#### PROVIDED DATA
· · · ·

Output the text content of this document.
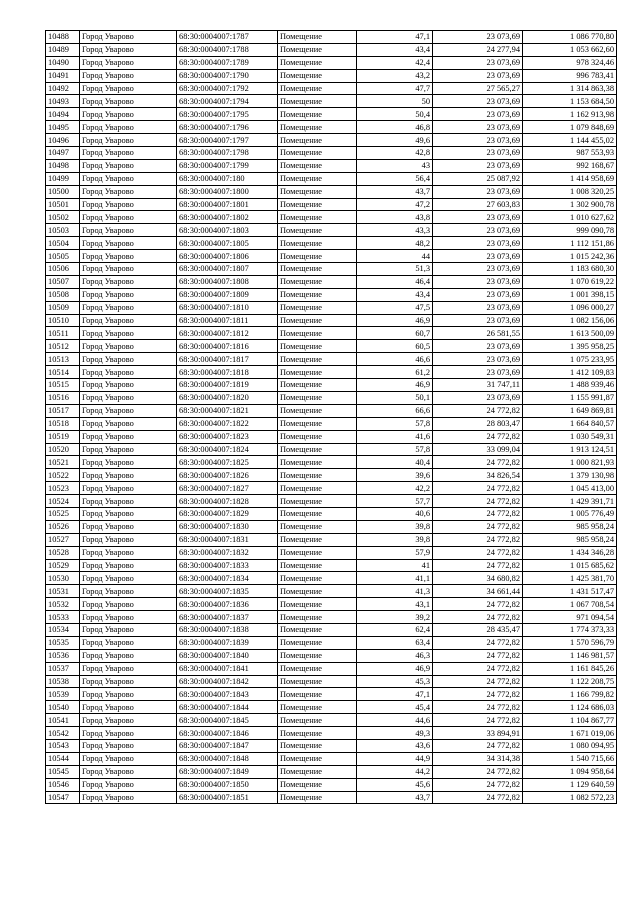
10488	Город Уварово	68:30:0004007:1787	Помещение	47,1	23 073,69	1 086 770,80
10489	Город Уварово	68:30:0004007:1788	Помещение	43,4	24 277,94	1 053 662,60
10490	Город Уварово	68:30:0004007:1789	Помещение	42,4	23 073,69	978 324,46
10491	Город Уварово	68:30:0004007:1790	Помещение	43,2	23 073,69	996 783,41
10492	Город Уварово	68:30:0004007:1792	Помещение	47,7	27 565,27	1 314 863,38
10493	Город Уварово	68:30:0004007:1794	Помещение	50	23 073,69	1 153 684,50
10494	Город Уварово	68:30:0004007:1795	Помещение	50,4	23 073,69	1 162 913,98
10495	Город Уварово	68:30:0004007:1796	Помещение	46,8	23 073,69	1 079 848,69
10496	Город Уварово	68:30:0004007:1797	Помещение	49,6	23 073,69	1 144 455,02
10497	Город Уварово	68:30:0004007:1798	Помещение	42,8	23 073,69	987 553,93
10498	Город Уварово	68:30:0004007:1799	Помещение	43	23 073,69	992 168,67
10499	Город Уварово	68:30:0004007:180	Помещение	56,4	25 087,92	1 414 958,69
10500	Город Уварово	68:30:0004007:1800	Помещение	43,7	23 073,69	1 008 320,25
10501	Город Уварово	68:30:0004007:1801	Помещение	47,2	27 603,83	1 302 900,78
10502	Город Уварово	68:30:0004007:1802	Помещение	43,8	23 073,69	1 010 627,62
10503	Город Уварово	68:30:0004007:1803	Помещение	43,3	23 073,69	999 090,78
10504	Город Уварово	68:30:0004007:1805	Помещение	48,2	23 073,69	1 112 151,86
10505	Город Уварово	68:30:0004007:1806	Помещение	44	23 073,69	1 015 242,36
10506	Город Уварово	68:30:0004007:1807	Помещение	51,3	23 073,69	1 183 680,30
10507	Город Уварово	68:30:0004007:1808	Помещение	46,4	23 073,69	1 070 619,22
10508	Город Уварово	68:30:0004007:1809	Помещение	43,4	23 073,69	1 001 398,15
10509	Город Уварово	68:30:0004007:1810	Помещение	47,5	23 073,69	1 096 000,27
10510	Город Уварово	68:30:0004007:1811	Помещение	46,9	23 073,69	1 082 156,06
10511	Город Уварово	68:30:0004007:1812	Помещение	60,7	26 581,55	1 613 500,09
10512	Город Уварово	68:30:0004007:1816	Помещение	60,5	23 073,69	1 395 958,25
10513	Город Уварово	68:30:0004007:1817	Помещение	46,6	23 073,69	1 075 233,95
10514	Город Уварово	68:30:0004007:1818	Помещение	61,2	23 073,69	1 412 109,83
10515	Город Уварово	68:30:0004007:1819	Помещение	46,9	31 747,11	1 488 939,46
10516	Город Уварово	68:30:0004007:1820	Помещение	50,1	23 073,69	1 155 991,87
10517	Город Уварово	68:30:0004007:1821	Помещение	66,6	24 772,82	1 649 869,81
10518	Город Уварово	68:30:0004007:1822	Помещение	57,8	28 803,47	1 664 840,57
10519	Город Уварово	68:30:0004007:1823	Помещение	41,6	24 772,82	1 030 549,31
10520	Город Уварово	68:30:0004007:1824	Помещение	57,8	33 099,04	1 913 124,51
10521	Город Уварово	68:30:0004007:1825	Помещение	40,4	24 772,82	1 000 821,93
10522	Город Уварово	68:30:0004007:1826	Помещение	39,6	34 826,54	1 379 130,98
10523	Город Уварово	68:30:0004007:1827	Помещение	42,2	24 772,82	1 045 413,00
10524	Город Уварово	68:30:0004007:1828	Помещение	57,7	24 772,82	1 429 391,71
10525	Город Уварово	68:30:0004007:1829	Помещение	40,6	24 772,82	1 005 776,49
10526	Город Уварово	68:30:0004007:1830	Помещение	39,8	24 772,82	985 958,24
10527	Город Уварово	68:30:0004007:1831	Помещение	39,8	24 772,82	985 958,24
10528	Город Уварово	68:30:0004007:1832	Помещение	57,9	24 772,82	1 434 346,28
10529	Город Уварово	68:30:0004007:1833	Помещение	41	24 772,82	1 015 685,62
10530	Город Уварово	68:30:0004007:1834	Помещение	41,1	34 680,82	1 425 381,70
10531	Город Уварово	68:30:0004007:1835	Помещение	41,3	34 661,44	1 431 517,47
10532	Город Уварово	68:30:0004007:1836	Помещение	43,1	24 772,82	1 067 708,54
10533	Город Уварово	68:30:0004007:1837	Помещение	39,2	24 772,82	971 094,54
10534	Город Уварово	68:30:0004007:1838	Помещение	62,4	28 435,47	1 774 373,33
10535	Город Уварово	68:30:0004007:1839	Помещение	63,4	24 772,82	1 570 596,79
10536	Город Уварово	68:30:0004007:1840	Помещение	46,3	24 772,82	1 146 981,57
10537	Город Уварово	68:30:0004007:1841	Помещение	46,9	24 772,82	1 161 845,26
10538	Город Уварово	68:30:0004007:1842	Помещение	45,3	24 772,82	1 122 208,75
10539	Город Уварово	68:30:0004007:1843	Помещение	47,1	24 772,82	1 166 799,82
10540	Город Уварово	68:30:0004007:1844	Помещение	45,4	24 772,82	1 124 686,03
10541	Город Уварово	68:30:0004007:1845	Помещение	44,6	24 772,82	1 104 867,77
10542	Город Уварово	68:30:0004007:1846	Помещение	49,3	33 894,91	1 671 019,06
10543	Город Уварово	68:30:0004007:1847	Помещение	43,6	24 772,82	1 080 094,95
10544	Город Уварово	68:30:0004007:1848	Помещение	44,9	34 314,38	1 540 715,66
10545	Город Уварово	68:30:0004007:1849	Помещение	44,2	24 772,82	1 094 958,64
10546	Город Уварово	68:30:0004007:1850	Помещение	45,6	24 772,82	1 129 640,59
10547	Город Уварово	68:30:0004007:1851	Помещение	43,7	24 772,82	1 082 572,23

· · · ·

#### EXERCISE DIRECTIONS
The pictures should not be reproduced; quote all of the other material exactly.

#### SOLVED PROBLEM
Output the text content of this document.
10488	Город Уварово	68:30:0004007:1787	Помещение	47,1	23 073,69	1 086 770,80
10489	Город Уварово	68:30:0004007:1788	Помещение	43,4	24 277,94	1 053 662,60
10490	Город Уварово	68:30:0004007:1789	Помещение	42,4	23 073,69	978 324,46
10491	Город Уварово	68:30:0004007:1790	Помещение	43,2	23 073,69	996 783,41
10492	Город Уварово	68:30:0004007:1792	Помещение	47,7	27 565,27	1 314 863,38
10493	Город Уварово	68:30:0004007:1794	Помещение	50	23 073,69	1 153 684,50
10494	Город Уварово	68:30:0004007:1795	Помещение	50,4	23 073,69	1 162 913,98
10495	Город Уварово	68:30:0004007:1796	Помещение	46,8	23 073,69	1 079 848,69
10496	Город Уварово	68:30:0004007:1797	Помещение	49,6	23 073,69	1 144 455,02
10497	Город Уварово	68:30:0004007:1798	Помещение	42,8	23 073,69	987 553,93
10498	Город Уварово	68:30:0004007:1799	Помещение	43	23 073,69	992 168,67
10499	Город Уварово	68:30:0004007:180	Помещение	56,4	25 087,92	1 414 958,69
10500	Город Уварово	68:30:0004007:1800	Помещение	43,7	23 073,69	1 008 320,25
10501	Город Уварово	68:30:0004007:1801	Помещение	47,2	27 603,83	1 302 900,78
10502	Город Уварово	68:30:0004007:1802	Помещение	43,8	23 073,69	1 010 627,62
10503	Город Уварово	68:30:0004007:1803	Помещение	43,3	23 073,69	999 090,78
10504	Город Уварово	68:30:0004007:1805	Помещение	48,2	23 073,69	1 112 151,86
10505	Город Уварово	68:30:0004007:1806	Помещение	44	23 073,69	1 015 242,36
10506	Город Уварово	68:30:0004007:1807	Помещение	51,3	23 073,69	1 183 680,30
10507	Город Уварово	68:30:0004007:1808	Помещение	46,4	23 073,69	1 070 619,22
10508	Город Уварово	68:30:0004007:1809	Помещение	43,4	23 073,69	1 001 398,15
10509	Город Уварово	68:30:0004007:1810	Помещение	47,5	23 073,69	1 096 000,27
10510	Город Уварово	68:30:0004007:1811	Помещение	46,9	23 073,69	1 082 156,06
10511	Город Уварово	68:30:0004007:1812	Помещение	60,7	26 581,55	1 613 500,09
10512	Город Уварово	68:30:0004007:1816	Помещение	60,5	23 073,69	1 395 958,25
10513	Город Уварово	68:30:0004007:1817	Помещение	46,6	23 073,69	1 075 233,95
10514	Город Уварово	68:30:0004007:1818	Помещение	61,2	23 073,69	1 412 109,83
10515	Город Уварово	68:30:0004007:1819	Помещение	46,9	31 747,11	1 488 939,46
10516	Город Уварово	68:30:0004007:1820	Помещение	50,1	23 073,69	1 155 991,87
10517	Город Уварово	68:30:0004007:1821	Помещение	66,6	24 772,82	1 649 869,81
10518	Город Уварово	68:30:0004007:1822	Помещение	57,8	28 803,47	1 664 840,57
10519	Город Уварово	68:30:0004007:1823	Помещение	41,6	24 772,82	1 030 549,31
10520	Город Уварово	68:30:0004007:1824	Помещение	57,8	33 099,04	1 913 124,51
10521	Город Уварово	68:30:0004007:1825	Помещение	40,4	24 772,82	1 000 821,93
10522	Город Уварово	68:30:0004007:1826	Помещение	39,6	34 826,54	1 379 130,98
10523	Город Уварово	68:30:0004007:1827	Помещение	42,2	24 772,82	1 045 413,00
10524	Город Уварово	68:30:0004007:1828	Помещение	57,7	24 772,82	1 429 391,71
10525	Город Уварово	68:30:0004007:1829	Помещение	40,6	24 772,82	1 005 776,49
10526	Город Уварово	68:30:0004007:1830	Помещение	39,8	24 772,82	985 958,24
10527	Город Уварово	68:30:0004007:1831	Помещение	39,8	24 772,82	985 958,24
10528	Город Уварово	68:30:0004007:1832	Помещение	57,9	24 772,82	1 434 346,28
10529	Город Уварово	68:30:0004007:1833	Помещение	41	24 772,82	1 015 685,62
10530	Город Уварово	68:30:0004007:1834	Помещение	41,1	34 680,82	1 425 381,70
10531	Город Уварово	68:30:0004007:1835	Помещение	41,3	34 661,44	1 431 517,47
10532	Город Уварово	68:30:0004007:1836	Помещение	43,1	24 772,82	1 067 708,54
10533	Город Уварово	68:30:0004007:1837	Помещение	39,2	24 772,82	971 094,54
10534	Город Уварово	68:30:0004007:1838	Помещение	62,4	28 435,47	1 774 373,33
10535	Город Уварово	68:30:0004007:1839	Помещение	63,4	24 772,82	1 570 596,79
10536	Город Уварово	68:30:0004007:1840	Помещение	46,3	24 772,82	1 146 981,57
10537	Город Уварово	68:30:0004007:1841	Помещение	46,9	24 772,82	1 161 845,26
10538	Город Уварово	68:30:0004007:1842	Помещение	45,3	24 772,82	1 122 208,75
10539	Город Уварово	68:30:0004007:1843	Помещение	47,1	24 772,82	1 166 799,82
10540	Город Уварово	68:30:0004007:1844	Помещение	45,4	24 772,82	1 124 686,03
10541	Город Уварово	68:30:0004007:1845	Помещение	44,6	24 772,82	1 104 867,77
10542	Город Уварово	68:30:0004007:1846	Помещение	49,3	33 894,91	1 671 019,06
10543	Город Уварово	68:30:0004007:1847	Помещение	43,6	24 772,82	1 080 094,95
10544	Город Уварово	68:30:0004007:1848	Помещение	44,9	34 314,38	1 540 715,66
10545	Город Уварово	68:30:0004007:1849	Помещение	44,2	24 772,82	1 094 958,64
10546	Город Уварово	68:30:0004007:1850	Помещение	45,6	24 772,82	1 129 640,59
10547	Город Уварово	68:30:0004007:1851	Помещение	43,7	24 772,82	1 082 572,23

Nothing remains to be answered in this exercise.